* [PROBLEM]:
Wherever the word "icon" appears in a line, extract that line.

* [RECORDS PROVIDED]:
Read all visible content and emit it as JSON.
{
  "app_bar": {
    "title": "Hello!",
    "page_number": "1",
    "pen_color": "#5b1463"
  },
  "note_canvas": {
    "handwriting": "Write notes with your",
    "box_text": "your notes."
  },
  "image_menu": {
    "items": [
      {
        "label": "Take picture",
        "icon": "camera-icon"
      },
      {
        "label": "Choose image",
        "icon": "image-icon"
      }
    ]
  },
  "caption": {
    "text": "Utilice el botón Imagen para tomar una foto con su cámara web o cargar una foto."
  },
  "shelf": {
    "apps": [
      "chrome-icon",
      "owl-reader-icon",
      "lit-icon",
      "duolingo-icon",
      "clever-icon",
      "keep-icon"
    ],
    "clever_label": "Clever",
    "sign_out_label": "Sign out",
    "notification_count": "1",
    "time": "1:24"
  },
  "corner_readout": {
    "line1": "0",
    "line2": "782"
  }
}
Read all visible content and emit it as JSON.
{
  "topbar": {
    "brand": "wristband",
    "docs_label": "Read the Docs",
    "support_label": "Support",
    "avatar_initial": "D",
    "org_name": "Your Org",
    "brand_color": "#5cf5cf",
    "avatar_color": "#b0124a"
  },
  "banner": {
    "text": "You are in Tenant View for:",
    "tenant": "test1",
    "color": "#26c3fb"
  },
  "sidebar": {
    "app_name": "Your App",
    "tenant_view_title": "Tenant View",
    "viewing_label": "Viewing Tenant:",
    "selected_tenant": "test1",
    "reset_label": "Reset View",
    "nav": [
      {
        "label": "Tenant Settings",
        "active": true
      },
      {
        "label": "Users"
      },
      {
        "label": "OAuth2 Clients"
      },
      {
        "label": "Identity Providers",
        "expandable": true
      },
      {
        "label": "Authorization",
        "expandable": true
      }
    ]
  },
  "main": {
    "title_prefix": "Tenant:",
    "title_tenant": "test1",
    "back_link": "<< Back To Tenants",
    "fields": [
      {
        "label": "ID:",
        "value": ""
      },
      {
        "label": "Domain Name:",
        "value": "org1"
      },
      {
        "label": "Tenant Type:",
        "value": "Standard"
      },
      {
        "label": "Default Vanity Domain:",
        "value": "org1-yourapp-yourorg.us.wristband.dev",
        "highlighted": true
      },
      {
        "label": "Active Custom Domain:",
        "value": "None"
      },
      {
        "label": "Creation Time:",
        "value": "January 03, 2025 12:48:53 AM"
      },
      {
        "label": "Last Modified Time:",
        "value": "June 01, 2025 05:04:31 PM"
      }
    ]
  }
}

* [OUTPUT BELOW]:
        "icon": "camera-icon"
        "icon": "image-icon"
      "chrome-icon",
      "owl-reader-icon",
      "lit-icon",
      "duolingo-icon",
      "clever-icon",
      "keep-icon"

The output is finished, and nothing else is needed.